- WRITTEN TASK
In the material below, find every line with "Regression" and pull it out.

Items listed in a dataset:
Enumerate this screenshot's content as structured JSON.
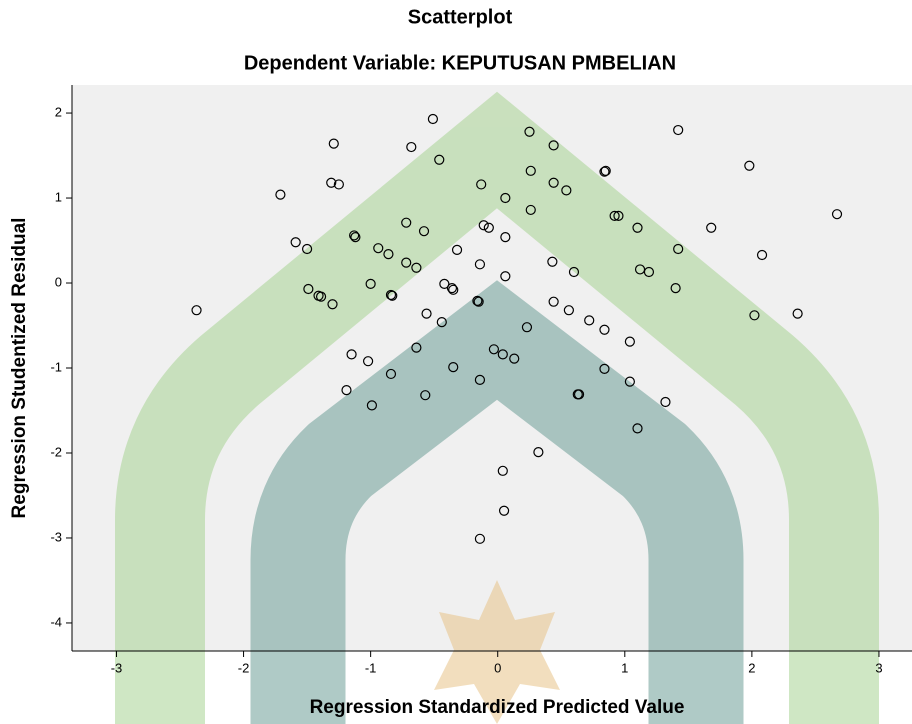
{
  "chart_data": {
    "type": "scatter",
    "title": "Scatterplot",
    "subtitle": "Dependent Variable: KEPUTUSAN PMBELIAN",
    "x_label": "Regression Standardized Predicted Value",
    "y_label": "Regression Studentized Residual",
    "xlim": [
      -3.35,
      3.26
    ],
    "ylim": [
      -4.33,
      2.33
    ],
    "xticks": [
      -3,
      -2,
      -1,
      0,
      1,
      2,
      3
    ],
    "yticks": [
      -4,
      -3,
      -2,
      -1,
      0,
      1,
      2
    ],
    "color": "#000000",
    "background": "#f0f0f0",
    "x": [
      -2.37,
      -1.71,
      -1.59,
      -1.5,
      -1.49,
      -1.41,
      -1.39,
      -1.3,
      -1.29,
      -1.31,
      -1.25,
      -1.19,
      -1.15,
      -1.13,
      -1.12,
      -1.02,
      -1.0,
      -0.99,
      -0.94,
      -0.86,
      -0.84,
      -0.84,
      -0.83,
      -0.72,
      -0.72,
      -0.68,
      -0.64,
      -0.64,
      -0.58,
      -0.57,
      -0.56,
      -0.51,
      -0.46,
      -0.44,
      -0.42,
      -0.36,
      -0.35,
      -0.35,
      -0.32,
      -0.16,
      -0.15,
      -0.14,
      -0.14,
      -0.14,
      -0.13,
      -0.11,
      -0.07,
      -0.03,
      0.04,
      0.04,
      0.05,
      0.06,
      0.06,
      0.06,
      0.13,
      0.23,
      0.25,
      0.26,
      0.26,
      0.32,
      0.43,
      0.44,
      0.44,
      0.44,
      0.54,
      0.56,
      0.6,
      0.63,
      0.64,
      0.72,
      0.84,
      0.84,
      0.85,
      0.84,
      0.92,
      0.95,
      1.04,
      1.04,
      1.1,
      1.1,
      1.12,
      1.19,
      1.32,
      1.4,
      1.42,
      1.42,
      1.68,
      1.98,
      2.02,
      2.08,
      2.36,
      2.67
    ],
    "y": [
      -0.32,
      1.04,
      0.48,
      0.4,
      -0.07,
      -0.15,
      -0.16,
      -0.25,
      1.64,
      1.18,
      1.16,
      -1.26,
      -0.84,
      0.56,
      0.54,
      -0.92,
      -0.01,
      -1.44,
      0.41,
      0.34,
      -1.07,
      -0.14,
      -0.15,
      0.71,
      0.24,
      1.6,
      0.18,
      -0.76,
      0.61,
      -1.32,
      -0.36,
      1.93,
      1.45,
      -0.46,
      -0.01,
      -0.06,
      -0.08,
      -0.99,
      0.39,
      -0.21,
      -0.22,
      0.22,
      -1.14,
      -3.01,
      1.16,
      0.68,
      0.65,
      -0.78,
      -0.84,
      -2.21,
      -2.68,
      1.0,
      0.54,
      0.08,
      -0.89,
      -0.52,
      1.78,
      1.32,
      0.86,
      -1.99,
      0.25,
      1.62,
      -0.22,
      1.18,
      1.09,
      -0.32,
      0.13,
      -1.31,
      -1.31,
      -0.44,
      -0.55,
      1.31,
      1.32,
      -1.01,
      0.79,
      0.79,
      -0.69,
      -1.16,
      0.65,
      -1.71,
      0.16,
      0.13,
      -1.4,
      -0.06,
      1.8,
      0.4,
      0.65,
      1.38,
      -0.38,
      0.33,
      -0.36,
      0.81
    ]
  }
}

- FINISHED ANSWER
    "x_label": "Regression Standardized Predicted Value",
    "y_label": "Regression Studentized Residual",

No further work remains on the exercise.